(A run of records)
══════

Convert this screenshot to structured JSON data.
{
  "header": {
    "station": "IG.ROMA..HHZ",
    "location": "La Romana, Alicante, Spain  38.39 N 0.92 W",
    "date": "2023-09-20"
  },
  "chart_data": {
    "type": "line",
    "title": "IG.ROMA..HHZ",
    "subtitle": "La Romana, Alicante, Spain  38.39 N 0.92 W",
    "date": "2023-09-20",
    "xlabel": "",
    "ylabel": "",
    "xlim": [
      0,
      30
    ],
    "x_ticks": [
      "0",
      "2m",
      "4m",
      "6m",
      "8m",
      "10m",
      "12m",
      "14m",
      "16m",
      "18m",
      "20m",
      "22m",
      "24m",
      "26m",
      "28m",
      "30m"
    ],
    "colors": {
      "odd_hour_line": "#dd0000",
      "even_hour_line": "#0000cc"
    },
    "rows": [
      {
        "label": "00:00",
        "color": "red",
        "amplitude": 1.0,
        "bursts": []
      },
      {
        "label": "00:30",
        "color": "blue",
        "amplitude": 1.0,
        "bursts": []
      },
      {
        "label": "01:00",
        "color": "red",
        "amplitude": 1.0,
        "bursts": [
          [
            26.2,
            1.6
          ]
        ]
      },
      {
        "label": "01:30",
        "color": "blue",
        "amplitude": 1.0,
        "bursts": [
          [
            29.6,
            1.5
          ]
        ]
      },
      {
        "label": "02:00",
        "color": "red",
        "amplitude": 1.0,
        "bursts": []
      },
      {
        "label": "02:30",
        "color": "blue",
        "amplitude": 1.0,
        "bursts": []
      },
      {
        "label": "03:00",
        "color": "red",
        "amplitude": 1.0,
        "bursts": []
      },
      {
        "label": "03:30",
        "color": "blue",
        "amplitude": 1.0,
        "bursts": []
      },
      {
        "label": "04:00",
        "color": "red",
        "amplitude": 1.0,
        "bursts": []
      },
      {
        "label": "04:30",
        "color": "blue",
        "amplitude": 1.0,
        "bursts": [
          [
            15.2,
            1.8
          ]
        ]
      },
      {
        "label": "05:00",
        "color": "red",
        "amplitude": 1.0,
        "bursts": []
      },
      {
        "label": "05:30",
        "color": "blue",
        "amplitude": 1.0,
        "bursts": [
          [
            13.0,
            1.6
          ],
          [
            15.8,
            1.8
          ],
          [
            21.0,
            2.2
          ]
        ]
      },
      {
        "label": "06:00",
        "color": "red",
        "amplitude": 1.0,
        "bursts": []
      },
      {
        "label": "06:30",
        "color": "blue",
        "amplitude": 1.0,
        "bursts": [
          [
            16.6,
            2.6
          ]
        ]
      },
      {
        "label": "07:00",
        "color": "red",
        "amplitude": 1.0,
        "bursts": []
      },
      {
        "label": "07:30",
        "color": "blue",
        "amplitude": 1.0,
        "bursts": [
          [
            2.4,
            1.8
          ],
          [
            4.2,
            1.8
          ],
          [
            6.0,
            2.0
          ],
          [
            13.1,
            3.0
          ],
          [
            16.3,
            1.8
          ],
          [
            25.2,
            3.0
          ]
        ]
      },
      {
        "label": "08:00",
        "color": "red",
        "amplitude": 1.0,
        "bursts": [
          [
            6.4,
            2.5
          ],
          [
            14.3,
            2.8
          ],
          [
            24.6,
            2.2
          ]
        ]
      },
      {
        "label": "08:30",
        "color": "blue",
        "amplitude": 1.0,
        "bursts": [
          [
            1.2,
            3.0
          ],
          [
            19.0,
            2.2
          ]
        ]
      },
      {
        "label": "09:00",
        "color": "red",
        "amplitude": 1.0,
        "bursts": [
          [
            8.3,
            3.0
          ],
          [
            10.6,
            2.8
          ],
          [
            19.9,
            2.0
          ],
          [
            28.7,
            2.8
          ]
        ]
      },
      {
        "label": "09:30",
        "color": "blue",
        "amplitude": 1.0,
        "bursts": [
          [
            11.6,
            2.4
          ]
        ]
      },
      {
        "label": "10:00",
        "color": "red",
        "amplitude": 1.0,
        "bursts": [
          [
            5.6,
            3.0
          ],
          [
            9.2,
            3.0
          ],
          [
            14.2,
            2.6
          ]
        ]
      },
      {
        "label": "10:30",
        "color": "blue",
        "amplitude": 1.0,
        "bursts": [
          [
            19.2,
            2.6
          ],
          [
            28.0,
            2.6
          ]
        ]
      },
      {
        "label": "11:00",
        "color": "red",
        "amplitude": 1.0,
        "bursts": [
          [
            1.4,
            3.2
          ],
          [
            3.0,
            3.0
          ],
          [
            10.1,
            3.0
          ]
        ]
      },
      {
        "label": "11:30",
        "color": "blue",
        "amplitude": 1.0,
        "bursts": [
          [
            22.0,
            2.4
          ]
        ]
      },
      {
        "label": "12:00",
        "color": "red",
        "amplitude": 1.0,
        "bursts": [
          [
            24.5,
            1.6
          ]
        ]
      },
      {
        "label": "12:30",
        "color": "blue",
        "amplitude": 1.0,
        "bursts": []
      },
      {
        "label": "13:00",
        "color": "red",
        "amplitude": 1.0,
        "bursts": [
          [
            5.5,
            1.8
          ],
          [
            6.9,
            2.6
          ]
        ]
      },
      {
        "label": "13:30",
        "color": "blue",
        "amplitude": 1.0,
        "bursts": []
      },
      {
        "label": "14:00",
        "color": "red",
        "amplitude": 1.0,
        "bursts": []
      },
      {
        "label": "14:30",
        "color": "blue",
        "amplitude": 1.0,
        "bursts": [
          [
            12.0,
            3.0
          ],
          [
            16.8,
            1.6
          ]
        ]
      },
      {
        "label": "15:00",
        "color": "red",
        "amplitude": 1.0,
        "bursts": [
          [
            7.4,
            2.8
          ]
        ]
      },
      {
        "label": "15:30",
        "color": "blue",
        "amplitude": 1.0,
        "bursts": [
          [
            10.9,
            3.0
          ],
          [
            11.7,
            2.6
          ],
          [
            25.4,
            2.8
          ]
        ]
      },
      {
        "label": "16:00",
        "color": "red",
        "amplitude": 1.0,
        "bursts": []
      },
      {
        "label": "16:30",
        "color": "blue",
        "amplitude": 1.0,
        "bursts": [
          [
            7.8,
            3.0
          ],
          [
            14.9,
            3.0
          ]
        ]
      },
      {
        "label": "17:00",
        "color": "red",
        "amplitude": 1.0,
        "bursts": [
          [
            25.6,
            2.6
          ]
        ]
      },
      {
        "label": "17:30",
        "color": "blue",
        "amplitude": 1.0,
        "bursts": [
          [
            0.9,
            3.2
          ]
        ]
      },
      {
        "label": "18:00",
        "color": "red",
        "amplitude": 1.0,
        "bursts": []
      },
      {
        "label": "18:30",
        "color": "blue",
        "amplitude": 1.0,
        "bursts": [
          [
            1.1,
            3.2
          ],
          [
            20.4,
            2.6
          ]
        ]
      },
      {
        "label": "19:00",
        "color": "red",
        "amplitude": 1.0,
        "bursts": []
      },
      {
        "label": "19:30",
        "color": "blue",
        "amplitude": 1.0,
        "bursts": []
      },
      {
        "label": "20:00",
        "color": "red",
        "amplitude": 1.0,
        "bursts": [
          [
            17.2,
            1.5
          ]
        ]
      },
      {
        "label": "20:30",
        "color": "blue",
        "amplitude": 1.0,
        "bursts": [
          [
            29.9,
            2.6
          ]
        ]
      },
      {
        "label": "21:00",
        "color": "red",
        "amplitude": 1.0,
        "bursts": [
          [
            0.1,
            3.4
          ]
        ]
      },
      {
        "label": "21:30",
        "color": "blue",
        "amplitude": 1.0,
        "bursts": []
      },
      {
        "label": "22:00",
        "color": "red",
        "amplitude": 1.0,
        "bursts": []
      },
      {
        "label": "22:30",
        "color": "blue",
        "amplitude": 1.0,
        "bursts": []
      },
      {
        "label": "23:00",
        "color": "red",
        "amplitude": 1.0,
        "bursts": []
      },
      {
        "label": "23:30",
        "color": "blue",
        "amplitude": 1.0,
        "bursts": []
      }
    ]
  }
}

══════

WHAT THE TASK REQUIRES
From the records above, pull out each line that has "Alicante".

FULL RESPONSE
    "location": "La Romana, Alicante, Spain  38.39 N 0.92 W",
    "subtitle": "La Romana, Alicante, Spain  38.39 N 0.92 W",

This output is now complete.